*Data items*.
## Start

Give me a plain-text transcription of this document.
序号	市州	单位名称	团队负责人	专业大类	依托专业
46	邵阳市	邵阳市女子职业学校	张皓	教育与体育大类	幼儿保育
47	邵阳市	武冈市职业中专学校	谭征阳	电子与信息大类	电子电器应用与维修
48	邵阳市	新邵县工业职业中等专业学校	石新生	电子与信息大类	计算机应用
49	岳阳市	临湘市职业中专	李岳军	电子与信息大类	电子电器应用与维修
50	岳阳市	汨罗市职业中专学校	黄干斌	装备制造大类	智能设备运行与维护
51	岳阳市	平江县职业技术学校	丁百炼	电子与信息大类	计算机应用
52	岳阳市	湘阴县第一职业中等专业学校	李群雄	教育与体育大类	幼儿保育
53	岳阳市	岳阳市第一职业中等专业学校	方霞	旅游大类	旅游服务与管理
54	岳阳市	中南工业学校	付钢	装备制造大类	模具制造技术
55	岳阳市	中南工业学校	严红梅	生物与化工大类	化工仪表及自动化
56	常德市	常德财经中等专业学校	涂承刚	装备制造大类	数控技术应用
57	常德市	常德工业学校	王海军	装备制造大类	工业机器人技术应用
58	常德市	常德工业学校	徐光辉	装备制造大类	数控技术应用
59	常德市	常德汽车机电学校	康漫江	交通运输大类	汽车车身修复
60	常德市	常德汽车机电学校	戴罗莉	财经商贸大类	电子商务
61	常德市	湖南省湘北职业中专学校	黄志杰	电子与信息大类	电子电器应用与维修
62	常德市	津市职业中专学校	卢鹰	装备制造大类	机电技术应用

## End

*Goal*. Transcribe every record above exactly as it appears.

*Written solution*.
Give me a plain-text transcription of this document.
序号	市州	单位名称	团队负责人	专业大类	依托专业
46	邵阳市	邵阳市女子职业学校	张皓	教育与体育大类	幼儿保育
47	邵阳市	武冈市职业中专学校	谭征阳	电子与信息大类	电子电器应用与维修
48	邵阳市	新邵县工业职业中等专业学校	石新生	电子与信息大类	计算机应用
49	岳阳市	临湘市职业中专	李岳军	电子与信息大类	电子电器应用与维修
50	岳阳市	汨罗市职业中专学校	黄干斌	装备制造大类	智能设备运行与维护
51	岳阳市	平江县职业技术学校	丁百炼	电子与信息大类	计算机应用
52	岳阳市	湘阴县第一职业中等专业学校	李群雄	教育与体育大类	幼儿保育
53	岳阳市	岳阳市第一职业中等专业学校	方霞	旅游大类	旅游服务与管理
54	岳阳市	中南工业学校	付钢	装备制造大类	模具制造技术
55	岳阳市	中南工业学校	严红梅	生物与化工大类	化工仪表及自动化
56	常德市	常德财经中等专业学校	涂承刚	装备制造大类	数控技术应用
57	常德市	常德工业学校	王海军	装备制造大类	工业机器人技术应用
58	常德市	常德工业学校	徐光辉	装备制造大类	数控技术应用
59	常德市	常德汽车机电学校	康漫江	交通运输大类	汽车车身修复
60	常德市	常德汽车机电学校	戴罗莉	财经商贸大类	电子商务
61	常德市	湖南省湘北职业中专学校	黄志杰	电子与信息大类	电子电器应用与维修
62	常德市	津市职业中专学校	卢鹰	装备制造大类	机电技术应用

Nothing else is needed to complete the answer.